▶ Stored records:
--- Start ---
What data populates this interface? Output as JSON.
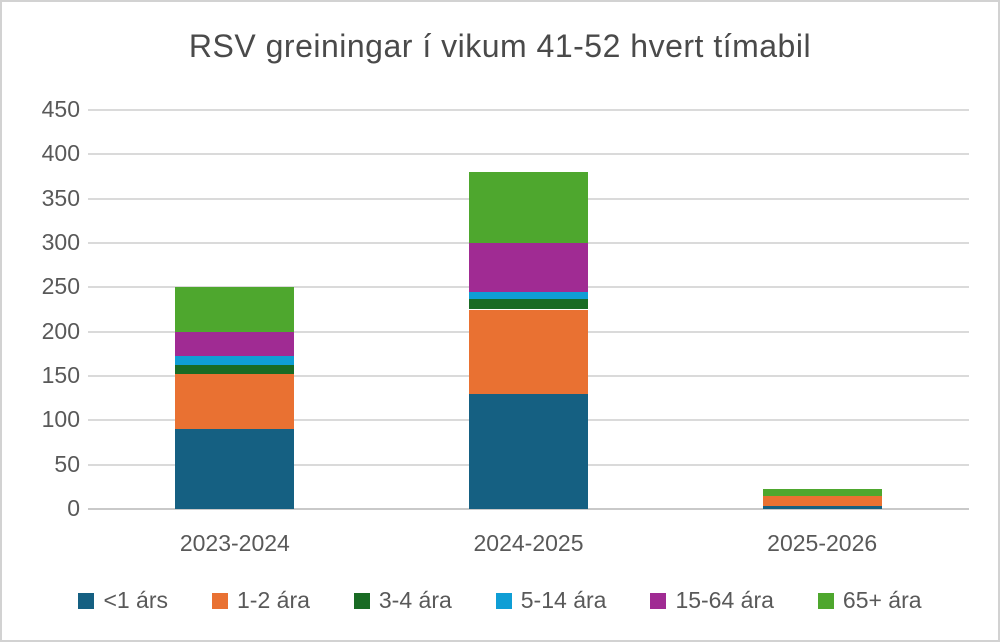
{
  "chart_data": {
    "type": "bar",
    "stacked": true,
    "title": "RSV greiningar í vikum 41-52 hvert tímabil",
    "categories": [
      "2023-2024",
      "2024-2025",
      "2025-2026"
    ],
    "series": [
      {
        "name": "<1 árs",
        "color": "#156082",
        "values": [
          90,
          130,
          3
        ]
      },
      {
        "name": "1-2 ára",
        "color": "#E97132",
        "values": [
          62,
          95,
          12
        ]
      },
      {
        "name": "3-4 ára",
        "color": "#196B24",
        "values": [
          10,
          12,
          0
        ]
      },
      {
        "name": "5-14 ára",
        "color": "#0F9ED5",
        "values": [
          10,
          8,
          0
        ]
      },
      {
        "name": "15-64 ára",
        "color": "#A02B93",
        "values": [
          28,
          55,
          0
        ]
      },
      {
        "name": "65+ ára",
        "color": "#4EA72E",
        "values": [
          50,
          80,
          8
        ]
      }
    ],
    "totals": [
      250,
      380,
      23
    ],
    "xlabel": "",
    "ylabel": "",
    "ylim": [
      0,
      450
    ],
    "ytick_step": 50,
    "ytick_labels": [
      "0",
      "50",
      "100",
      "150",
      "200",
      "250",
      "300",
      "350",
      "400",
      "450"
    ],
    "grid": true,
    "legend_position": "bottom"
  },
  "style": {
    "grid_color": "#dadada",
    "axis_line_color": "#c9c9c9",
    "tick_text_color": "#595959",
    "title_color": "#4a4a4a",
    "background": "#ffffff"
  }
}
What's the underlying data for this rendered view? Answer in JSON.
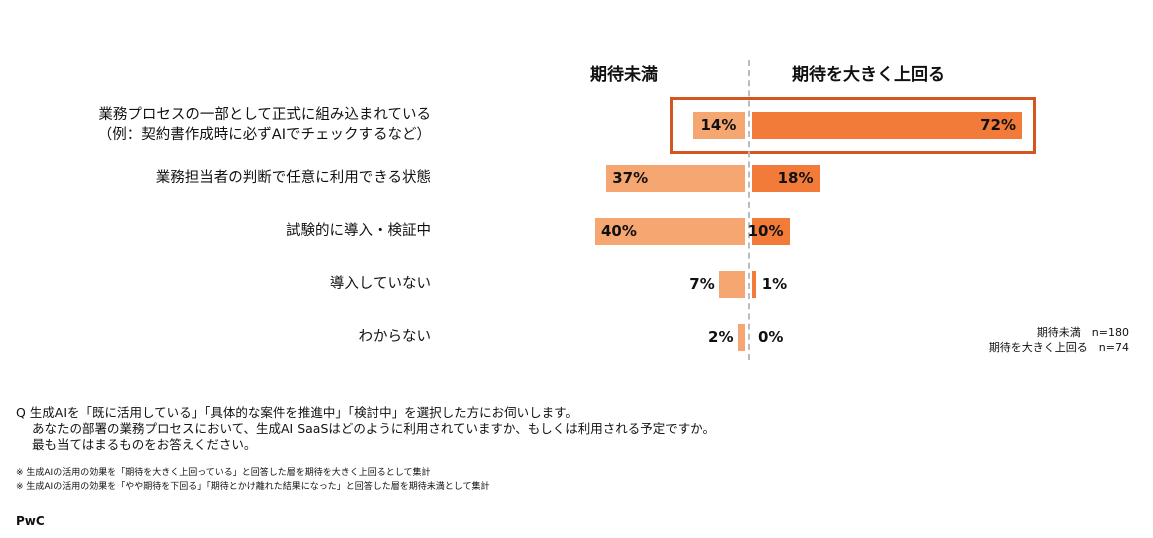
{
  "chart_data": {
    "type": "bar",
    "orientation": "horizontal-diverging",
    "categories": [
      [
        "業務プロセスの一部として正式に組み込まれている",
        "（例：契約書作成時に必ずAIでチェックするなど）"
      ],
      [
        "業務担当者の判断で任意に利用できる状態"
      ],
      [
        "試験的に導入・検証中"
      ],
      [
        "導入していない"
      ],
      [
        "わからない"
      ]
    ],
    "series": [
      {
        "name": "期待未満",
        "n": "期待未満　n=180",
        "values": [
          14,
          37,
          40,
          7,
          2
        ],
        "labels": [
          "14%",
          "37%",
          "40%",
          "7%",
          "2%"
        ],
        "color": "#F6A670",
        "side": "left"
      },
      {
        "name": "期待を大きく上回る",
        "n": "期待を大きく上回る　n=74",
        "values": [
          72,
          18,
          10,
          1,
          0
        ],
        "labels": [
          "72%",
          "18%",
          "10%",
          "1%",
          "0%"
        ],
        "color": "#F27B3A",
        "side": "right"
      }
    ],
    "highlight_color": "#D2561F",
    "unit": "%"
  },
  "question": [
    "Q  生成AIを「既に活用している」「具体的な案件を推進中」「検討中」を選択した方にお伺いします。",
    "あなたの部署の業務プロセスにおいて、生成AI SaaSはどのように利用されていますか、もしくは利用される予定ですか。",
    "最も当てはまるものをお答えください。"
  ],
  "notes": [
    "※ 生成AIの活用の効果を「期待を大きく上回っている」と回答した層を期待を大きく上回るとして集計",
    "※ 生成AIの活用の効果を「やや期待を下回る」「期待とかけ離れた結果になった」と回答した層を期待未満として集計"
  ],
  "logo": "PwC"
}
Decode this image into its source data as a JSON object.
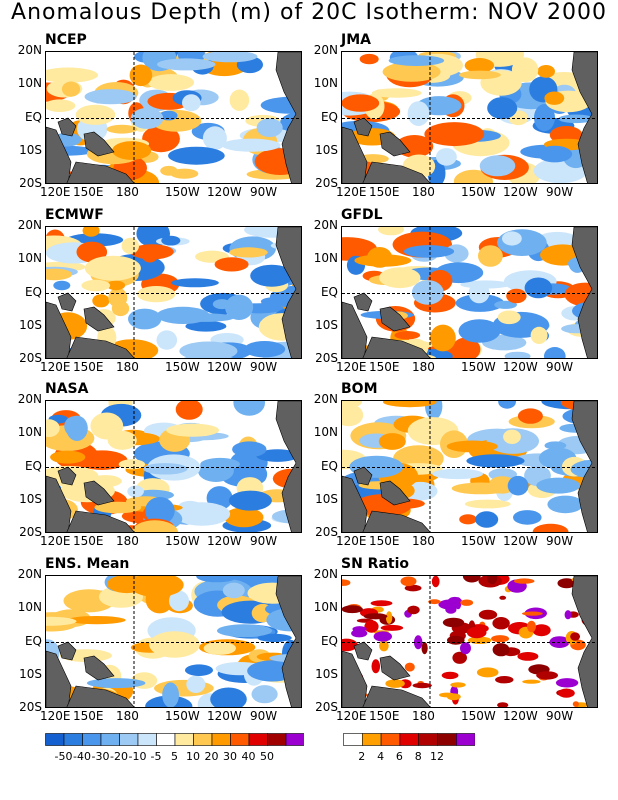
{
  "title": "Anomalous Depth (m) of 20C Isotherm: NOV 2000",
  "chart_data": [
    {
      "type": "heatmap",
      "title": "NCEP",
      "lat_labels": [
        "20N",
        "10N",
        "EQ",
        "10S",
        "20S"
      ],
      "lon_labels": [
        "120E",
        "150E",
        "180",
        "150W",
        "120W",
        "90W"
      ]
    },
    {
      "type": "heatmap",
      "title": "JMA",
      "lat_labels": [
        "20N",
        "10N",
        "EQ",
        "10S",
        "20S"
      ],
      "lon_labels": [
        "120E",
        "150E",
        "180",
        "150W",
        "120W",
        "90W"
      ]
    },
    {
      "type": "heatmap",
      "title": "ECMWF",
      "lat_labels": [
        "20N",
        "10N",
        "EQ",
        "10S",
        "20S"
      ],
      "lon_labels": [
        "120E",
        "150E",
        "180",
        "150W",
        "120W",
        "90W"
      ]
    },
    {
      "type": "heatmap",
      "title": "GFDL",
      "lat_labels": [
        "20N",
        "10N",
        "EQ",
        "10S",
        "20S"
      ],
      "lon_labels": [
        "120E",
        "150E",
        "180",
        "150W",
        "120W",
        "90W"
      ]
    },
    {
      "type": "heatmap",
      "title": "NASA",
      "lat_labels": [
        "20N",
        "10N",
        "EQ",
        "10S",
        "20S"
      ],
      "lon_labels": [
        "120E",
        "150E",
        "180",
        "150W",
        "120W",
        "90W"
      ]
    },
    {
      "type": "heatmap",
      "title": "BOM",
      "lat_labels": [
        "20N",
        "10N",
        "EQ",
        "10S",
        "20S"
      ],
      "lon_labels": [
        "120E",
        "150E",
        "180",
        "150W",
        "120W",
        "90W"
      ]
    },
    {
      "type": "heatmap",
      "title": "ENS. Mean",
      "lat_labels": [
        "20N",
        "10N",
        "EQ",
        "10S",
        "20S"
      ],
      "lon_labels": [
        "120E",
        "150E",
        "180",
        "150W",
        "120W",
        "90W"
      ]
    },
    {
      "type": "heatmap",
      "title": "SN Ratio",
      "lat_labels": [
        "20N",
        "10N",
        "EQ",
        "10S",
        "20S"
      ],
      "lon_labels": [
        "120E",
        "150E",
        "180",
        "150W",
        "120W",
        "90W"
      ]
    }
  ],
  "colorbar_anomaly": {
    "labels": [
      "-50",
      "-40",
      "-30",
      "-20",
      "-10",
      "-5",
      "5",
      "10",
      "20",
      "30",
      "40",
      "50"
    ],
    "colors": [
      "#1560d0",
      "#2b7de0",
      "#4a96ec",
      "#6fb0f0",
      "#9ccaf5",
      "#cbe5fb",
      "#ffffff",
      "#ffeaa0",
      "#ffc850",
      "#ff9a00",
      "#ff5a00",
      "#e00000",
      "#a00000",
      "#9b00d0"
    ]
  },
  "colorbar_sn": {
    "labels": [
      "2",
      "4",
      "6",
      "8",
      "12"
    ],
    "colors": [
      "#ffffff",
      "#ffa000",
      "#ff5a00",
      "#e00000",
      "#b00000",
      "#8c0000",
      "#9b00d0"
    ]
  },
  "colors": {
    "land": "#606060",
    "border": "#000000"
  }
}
--- End ---
▶ Objective: Without the images, write out each line of the data verbatim.

▶ The response:
What data populates this interface? Output as JSON.
{
  "chart_data": {
    "type": "bar",
    "stacked": true,
    "title": "RSV greiningar í vikum 41-52 hvert tímabil",
    "categories": [
      "2023-2024",
      "2024-2025",
      "2025-2026"
    ],
    "series": [
      {
        "name": "<1 árs",
        "color": "#156082",
        "values": [
          90,
          130,
          3
        ]
      },
      {
        "name": "1-2 ára",
        "color": "#E97132",
        "values": [
          62,
          95,
          12
        ]
      },
      {
        "name": "3-4 ára",
        "color": "#196B24",
        "values": [
          10,
          12,
          0
        ]
      },
      {
        "name": "5-14 ára",
        "color": "#0F9ED5",
        "values": [
          10,
          8,
          0
        ]
      },
      {
        "name": "15-64 ára",
        "color": "#A02B93",
        "values": [
          28,
          55,
          0
        ]
      },
      {
        "name": "65+ ára",
        "color": "#4EA72E",
        "values": [
          50,
          80,
          8
        ]
      }
    ],
    "totals": [
      250,
      380,
      23
    ],
    "xlabel": "",
    "ylabel": "",
    "ylim": [
      0,
      450
    ],
    "ytick_step": 50,
    "ytick_labels": [
      "0",
      "50",
      "100",
      "150",
      "200",
      "250",
      "300",
      "350",
      "400",
      "450"
    ],
    "grid": true,
    "legend_position": "bottom"
  },
  "style": {
    "grid_color": "#dadada",
    "axis_line_color": "#c9c9c9",
    "tick_text_color": "#595959",
    "title_color": "#4a4a4a",
    "background": "#ffffff"
  }
}
What's the underlying data for this rendered view? Answer in JSON.
{
  "chart_data": {
    "type": "bar",
    "orientation": "horizontal-diverging",
    "categories": [
      [
        "業務プロセスの一部として正式に組み込まれている",
        "（例：契約書作成時に必ずAIでチェックするなど）"
      ],
      [
        "業務担当者の判断で任意に利用できる状態"
      ],
      [
        "試験的に導入・検証中"
      ],
      [
        "導入していない"
      ],
      [
        "わからない"
      ]
    ],
    "series": [
      {
        "name": "期待未満",
        "n": "期待未満　n=180",
        "values": [
          14,
          37,
          40,
          7,
          2
        ],
        "labels": [
          "14%",
          "37%",
          "40%",
          "7%",
          "2%"
        ],
        "color": "#F6A670",
        "side": "left"
      },
      {
        "name": "期待を大きく上回る",
        "n": "期待を大きく上回る　n=74",
        "values": [
          72,
          18,
          10,
          1,
          0
        ],
        "labels": [
          "72%",
          "18%",
          "10%",
          "1%",
          "0%"
        ],
        "color": "#F27B3A",
        "side": "right"
      }
    ],
    "highlight_color": "#D2561F",
    "unit": "%"
  },
  "question": [
    "Q  生成AIを「既に活用している」「具体的な案件を推進中」「検討中」を選択した方にお伺いします。",
    "あなたの部署の業務プロセスにおいて、生成AI SaaSはどのように利用されていますか、もしくは利用される予定ですか。",
    "最も当てはまるものをお答えください。"
  ],
  "notes": [
    "※ 生成AIの活用の効果を「期待を大きく上回っている」と回答した層を期待を大きく上回るとして集計",
    "※ 生成AIの活用の効果を「やや期待を下回る」「期待とかけ離れた結果になった」と回答した層を期待未満として集計"
  ],
  "logo": "PwC"
}
Decode this image into its source data as a JSON object.
{
  "title": "Anomalous Depth (m) of 20C Isotherm: NOV 2000",
  "chart_data": [
    {
      "type": "heatmap",
      "title": "NCEP",
      "lat_labels": [
        "20N",
        "10N",
        "EQ",
        "10S",
        "20S"
      ],
      "lon_labels": [
        "120E",
        "150E",
        "180",
        "150W",
        "120W",
        "90W"
      ]
    },
    {
      "type": "heatmap",
      "title": "JMA",
      "lat_labels": [
        "20N",
        "10N",
        "EQ",
        "10S",
        "20S"
      ],
      "lon_labels": [
        "120E",
        "150E",
        "180",
        "150W",
        "120W",
        "90W"
      ]
    },
    {
      "type": "heatmap",
      "title": "ECMWF",
      "lat_labels": [
        "20N",
        "10N",
        "EQ",
        "10S",
        "20S"
      ],
      "lon_labels": [
        "120E",
        "150E",
        "180",
        "150W",
        "120W",
        "90W"
      ]
    },
    {
      "type": "heatmap",
      "title": "GFDL",
      "lat_labels": [
        "20N",
        "10N",
        "EQ",
        "10S",
        "20S"
      ],
      "lon_labels": [
        "120E",
        "150E",
        "180",
        "150W",
        "120W",
        "90W"
      ]
    },
    {
      "type": "heatmap",
      "title": "NASA",
      "lat_labels": [
        "20N",
        "10N",
        "EQ",
        "10S",
        "20S"
      ],
      "lon_labels": [
        "120E",
        "150E",
        "180",
        "150W",
        "120W",
        "90W"
      ]
    },
    {
      "type": "heatmap",
      "title": "BOM",
      "lat_labels": [
        "20N",
        "10N",
        "EQ",
        "10S",
        "20S"
      ],
      "lon_labels": [
        "120E",
        "150E",
        "180",
        "150W",
        "120W",
        "90W"
      ]
    },
    {
      "type": "heatmap",
      "title": "ENS. Mean",
      "lat_labels": [
        "20N",
        "10N",
        "EQ",
        "10S",
        "20S"
      ],
      "lon_labels": [
        "120E",
        "150E",
        "180",
        "150W",
        "120W",
        "90W"
      ]
    },
    {
      "type": "heatmap",
      "title": "SN Ratio",
      "lat_labels": [
        "20N",
        "10N",
        "EQ",
        "10S",
        "20S"
      ],
      "lon_labels": [
        "120E",
        "150E",
        "180",
        "150W",
        "120W",
        "90W"
      ]
    }
  ],
  "colorbar_anomaly": {
    "labels": [
      "-50",
      "-40",
      "-30",
      "-20",
      "-10",
      "-5",
      "5",
      "10",
      "20",
      "30",
      "40",
      "50"
    ],
    "colors": [
      "#1560d0",
      "#2b7de0",
      "#4a96ec",
      "#6fb0f0",
      "#9ccaf5",
      "#cbe5fb",
      "#ffffff",
      "#ffeaa0",
      "#ffc850",
      "#ff9a00",
      "#ff5a00",
      "#e00000",
      "#a00000",
      "#9b00d0"
    ]
  },
  "colorbar_sn": {
    "labels": [
      "2",
      "4",
      "6",
      "8",
      "12"
    ],
    "colors": [
      "#ffffff",
      "#ffa000",
      "#ff5a00",
      "#e00000",
      "#b00000",
      "#8c0000",
      "#9b00d0"
    ]
  },
  "colors": {
    "land": "#606060",
    "border": "#000000"
  }
}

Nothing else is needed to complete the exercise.